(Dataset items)
======
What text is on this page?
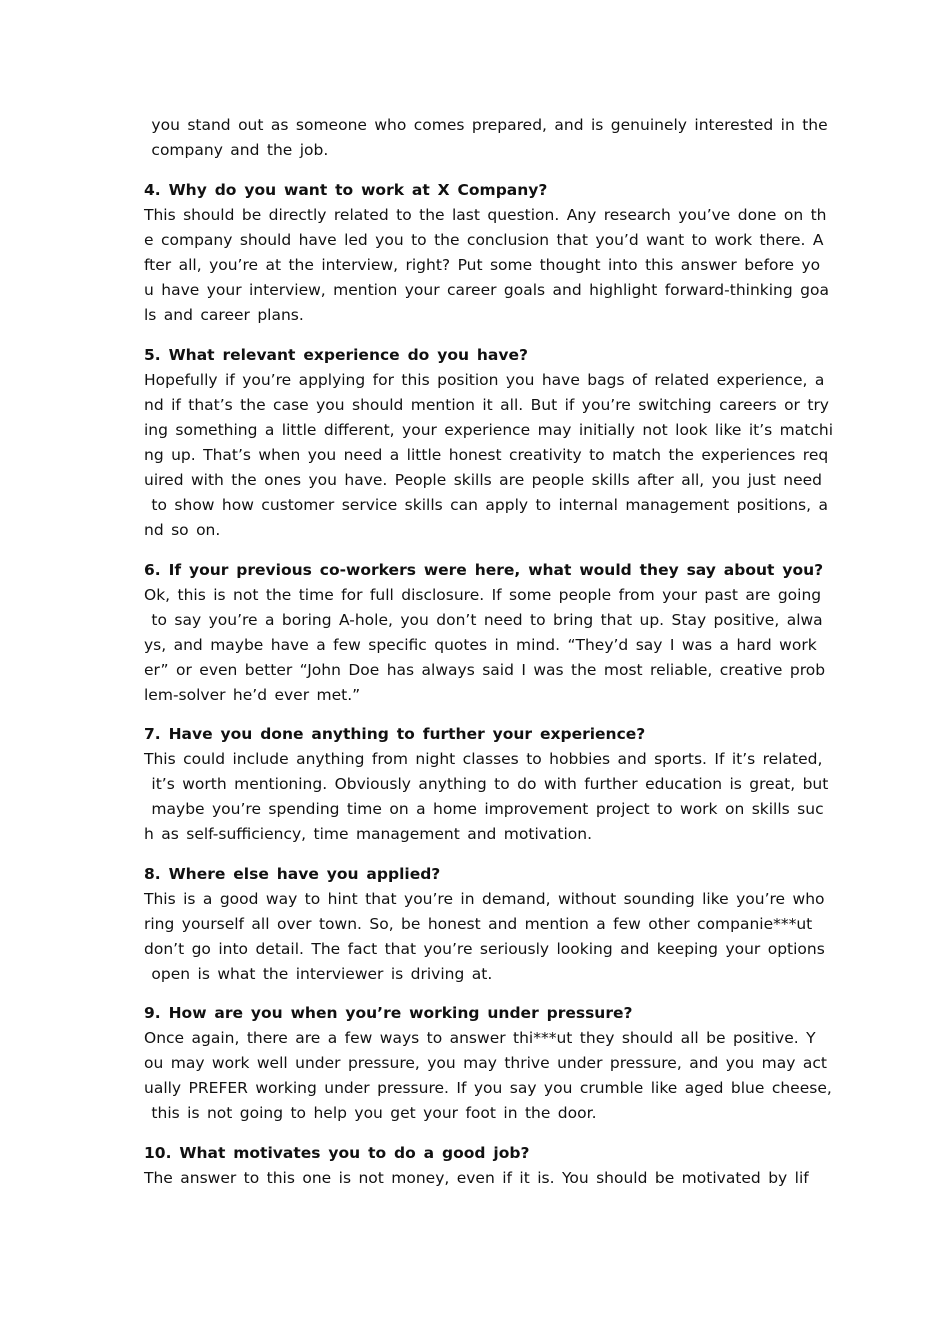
you stand out as someone who comes prepared, and is genuinely interested in the
company and the job.
4. Why do you want to work at X Company?
This should be directly related to the last question. Any research you’ve done on th
e company should have led you to the conclusion that you’d want to work there. A
fter all, you’re at the interview, right? Put some thought into this answer before yo
u have your interview, mention your career goals and highlight forward-thinking goa
ls and career plans.
5. What relevant experience do you have?
Hopefully if you’re applying for this position you have bags of related experience, a
nd if that’s the case you should mention it all. But if you’re switching careers or try
ing something a little different, your experience may initially not look like it’s matchi
ng up. That’s when you need a little honest creativity to match the experiences req
uired with the ones you have. People skills are people skills after all, you just need
to show how customer service skills can apply to internal management positions, a
nd so on.
6. If your previous co-workers were here, what would they say about you?
Ok, this is not the time for full disclosure. If some people from your past are going
to say you’re a boring A-hole, you don’t need to bring that up. Stay positive, alwa
ys, and maybe have a few specific quotes in mind. “They’d say I was a hard work
er” or even better “John Doe has always said I was the most reliable, creative prob
lem-solver he’d ever met.”
7. Have you done anything to further your experience?
This could include anything from night classes to hobbies and sports. If it’s related,
it’s worth mentioning. Obviously anything to do with further education is great, but
maybe you’re spending time on a home improvement project to work on skills suc
h as self-sufficiency, time management and motivation.
8. Where else have you applied?
This is a good way to hint that you’re in demand, without sounding like you’re who
ring yourself all over town. So, be honest and mention a few other companie***ut
don’t go into detail. The fact that you’re seriously looking and keeping your options
open is what the interviewer is driving at.
9. How are you when you’re working under pressure?
Once again, there are a few ways to answer thi***ut they should all be positive. Y
ou may work well under pressure, you may thrive under pressure, and you may act
ually PREFER working under pressure. If you say you crumble like aged blue cheese,
this is not going to help you get your foot in the door.
10. What motivates you to do a good job?
The answer to this one is not money, even if it is. You should be motivated by lif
======
## Exercise brief
Collect the complete line wherever the string "under" appears in the records.

## Solution to this task
9. How are you when you’re working under pressure?
ou may work well under pressure, you may thrive under pressure, and you may act
ually PREFER working under pressure. If you say you crumble like aged blue cheese,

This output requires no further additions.